*WORK TO BE COMPLETED*.
Tell how many lines have the string "статическом" in them, and write nothing besides the number.

*DATA EXCERPTS*.
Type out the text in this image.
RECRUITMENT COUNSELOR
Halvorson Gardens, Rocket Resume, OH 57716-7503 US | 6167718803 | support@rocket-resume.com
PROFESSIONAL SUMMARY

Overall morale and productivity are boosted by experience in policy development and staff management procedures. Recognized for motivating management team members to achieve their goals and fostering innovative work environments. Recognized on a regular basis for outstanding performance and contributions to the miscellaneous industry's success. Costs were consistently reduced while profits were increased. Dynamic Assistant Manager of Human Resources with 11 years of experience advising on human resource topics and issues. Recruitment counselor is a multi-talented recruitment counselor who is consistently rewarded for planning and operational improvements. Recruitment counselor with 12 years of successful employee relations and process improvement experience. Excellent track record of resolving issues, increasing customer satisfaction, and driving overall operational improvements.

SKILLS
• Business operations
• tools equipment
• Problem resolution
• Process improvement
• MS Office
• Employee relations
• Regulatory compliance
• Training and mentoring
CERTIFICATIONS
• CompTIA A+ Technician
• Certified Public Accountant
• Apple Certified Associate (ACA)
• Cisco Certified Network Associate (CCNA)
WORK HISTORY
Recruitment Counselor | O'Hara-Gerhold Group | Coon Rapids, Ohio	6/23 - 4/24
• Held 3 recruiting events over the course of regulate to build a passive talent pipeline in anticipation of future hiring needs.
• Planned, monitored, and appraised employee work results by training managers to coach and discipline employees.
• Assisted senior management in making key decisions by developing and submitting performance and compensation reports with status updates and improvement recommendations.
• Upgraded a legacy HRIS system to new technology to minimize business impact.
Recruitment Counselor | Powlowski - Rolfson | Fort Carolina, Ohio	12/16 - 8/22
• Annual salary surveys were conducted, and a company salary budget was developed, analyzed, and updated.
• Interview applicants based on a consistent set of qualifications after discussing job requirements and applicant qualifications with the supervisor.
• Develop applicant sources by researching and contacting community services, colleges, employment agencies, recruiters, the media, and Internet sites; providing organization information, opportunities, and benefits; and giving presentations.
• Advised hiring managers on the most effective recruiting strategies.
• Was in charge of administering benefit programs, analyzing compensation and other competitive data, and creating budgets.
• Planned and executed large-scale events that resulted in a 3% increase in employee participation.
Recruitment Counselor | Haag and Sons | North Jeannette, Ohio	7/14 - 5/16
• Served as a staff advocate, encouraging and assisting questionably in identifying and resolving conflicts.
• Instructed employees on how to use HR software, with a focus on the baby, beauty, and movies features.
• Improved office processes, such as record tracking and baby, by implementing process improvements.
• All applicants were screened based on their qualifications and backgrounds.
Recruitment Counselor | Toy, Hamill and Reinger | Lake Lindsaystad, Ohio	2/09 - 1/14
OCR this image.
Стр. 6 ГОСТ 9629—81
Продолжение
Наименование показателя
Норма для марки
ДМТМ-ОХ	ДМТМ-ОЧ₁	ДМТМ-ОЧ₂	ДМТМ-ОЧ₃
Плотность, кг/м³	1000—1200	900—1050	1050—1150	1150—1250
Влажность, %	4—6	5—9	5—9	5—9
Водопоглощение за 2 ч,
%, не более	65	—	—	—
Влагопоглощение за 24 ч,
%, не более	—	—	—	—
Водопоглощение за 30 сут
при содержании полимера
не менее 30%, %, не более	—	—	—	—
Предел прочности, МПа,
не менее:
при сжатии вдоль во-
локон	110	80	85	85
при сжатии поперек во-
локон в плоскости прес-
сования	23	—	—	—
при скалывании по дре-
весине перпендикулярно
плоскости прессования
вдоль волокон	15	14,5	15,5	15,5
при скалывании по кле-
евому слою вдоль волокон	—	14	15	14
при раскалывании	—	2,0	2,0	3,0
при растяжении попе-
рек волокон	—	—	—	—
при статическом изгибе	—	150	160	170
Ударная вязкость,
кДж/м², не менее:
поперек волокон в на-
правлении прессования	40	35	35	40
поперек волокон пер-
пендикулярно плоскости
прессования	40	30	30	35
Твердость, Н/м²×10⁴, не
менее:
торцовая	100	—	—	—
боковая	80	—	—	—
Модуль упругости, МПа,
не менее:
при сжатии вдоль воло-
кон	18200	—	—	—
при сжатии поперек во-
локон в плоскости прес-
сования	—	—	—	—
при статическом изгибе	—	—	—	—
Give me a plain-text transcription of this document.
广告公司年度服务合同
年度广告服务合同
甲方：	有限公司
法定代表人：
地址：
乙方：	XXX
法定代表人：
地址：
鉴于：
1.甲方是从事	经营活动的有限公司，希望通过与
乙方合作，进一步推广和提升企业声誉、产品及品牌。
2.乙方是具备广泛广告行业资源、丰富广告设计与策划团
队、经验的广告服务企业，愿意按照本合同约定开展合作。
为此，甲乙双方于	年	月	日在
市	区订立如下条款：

*REPLY TO THE EXERCISE*.
2